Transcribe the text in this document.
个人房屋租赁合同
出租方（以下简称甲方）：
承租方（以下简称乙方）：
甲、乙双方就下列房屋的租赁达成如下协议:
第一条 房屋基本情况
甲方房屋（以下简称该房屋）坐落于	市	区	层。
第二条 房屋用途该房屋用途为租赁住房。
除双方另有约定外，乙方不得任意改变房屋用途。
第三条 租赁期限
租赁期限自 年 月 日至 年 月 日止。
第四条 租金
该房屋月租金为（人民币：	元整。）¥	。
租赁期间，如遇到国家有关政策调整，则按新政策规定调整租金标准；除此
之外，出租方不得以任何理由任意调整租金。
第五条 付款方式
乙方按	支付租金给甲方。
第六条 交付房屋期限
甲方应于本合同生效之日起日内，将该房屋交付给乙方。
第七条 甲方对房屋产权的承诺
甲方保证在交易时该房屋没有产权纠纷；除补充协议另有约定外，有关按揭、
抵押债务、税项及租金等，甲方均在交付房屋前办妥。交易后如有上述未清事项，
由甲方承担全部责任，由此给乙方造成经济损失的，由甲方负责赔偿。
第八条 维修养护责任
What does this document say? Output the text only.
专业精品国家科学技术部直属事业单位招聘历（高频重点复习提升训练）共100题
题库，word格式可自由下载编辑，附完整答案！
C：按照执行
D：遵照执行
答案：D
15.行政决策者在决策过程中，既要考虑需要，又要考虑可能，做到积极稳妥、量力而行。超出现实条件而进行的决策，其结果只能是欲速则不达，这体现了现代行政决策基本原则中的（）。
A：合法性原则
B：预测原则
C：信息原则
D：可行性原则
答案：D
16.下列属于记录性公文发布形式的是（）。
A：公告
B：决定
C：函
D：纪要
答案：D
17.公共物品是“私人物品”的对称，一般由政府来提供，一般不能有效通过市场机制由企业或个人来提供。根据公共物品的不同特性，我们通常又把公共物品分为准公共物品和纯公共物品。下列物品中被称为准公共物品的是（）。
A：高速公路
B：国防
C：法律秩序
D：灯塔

###

Set problem
Write out every entry exactly as given.

Answer to this exercise
Transcribe the text in this document.
个人房屋租赁合同
出租方（以下简称甲方）：
承租方（以下简称乙方）：
甲、乙双方就下列房屋的租赁达成如下协议:
第一条 房屋基本情况
甲方房屋（以下简称该房屋）坐落于	市	区	层。
第二条 房屋用途该房屋用途为租赁住房。
除双方另有约定外，乙方不得任意改变房屋用途。
第三条 租赁期限
租赁期限自 年 月 日至 年 月 日止。
第四条 租金
该房屋月租金为（人民币：	元整。）¥	。
租赁期间，如遇到国家有关政策调整，则按新政策规定调整租金标准；除此
之外，出租方不得以任何理由任意调整租金。
第五条 付款方式
乙方按	支付租金给甲方。
第六条 交付房屋期限
甲方应于本合同生效之日起日内，将该房屋交付给乙方。
第七条 甲方对房屋产权的承诺
甲方保证在交易时该房屋没有产权纠纷；除补充协议另有约定外，有关按揭、
抵押债务、税项及租金等，甲方均在交付房屋前办妥。交易后如有上述未清事项，
由甲方承担全部责任，由此给乙方造成经济损失的，由甲方负责赔偿。
第八条 维修养护责任
What does this document say? Output the text only.
专业精品国家科学技术部直属事业单位招聘历（高频重点复习提升训练）共100题
题库，word格式可自由下载编辑，附完整答案！
C：按照执行
D：遵照执行
答案：D
15.行政决策者在决策过程中，既要考虑需要，又要考虑可能，做到积极稳妥、量力而行。超出现实条件而进行的决策，其结果只能是欲速则不达，这体现了现代行政决策基本原则中的（）。
A：合法性原则
B：预测原则
C：信息原则
D：可行性原则
答案：D
16.下列属于记录性公文发布形式的是（）。
A：公告
B：决定
C：函
D：纪要
答案：D
17.公共物品是“私人物品”的对称，一般由政府来提供，一般不能有效通过市场机制由企业或个人来提供。根据公共物品的不同特性，我们通常又把公共物品分为准公共物品和纯公共物品。下列物品中被称为准公共物品的是（）。
A：高速公路
B：国防
C：法律秩序
D：灯塔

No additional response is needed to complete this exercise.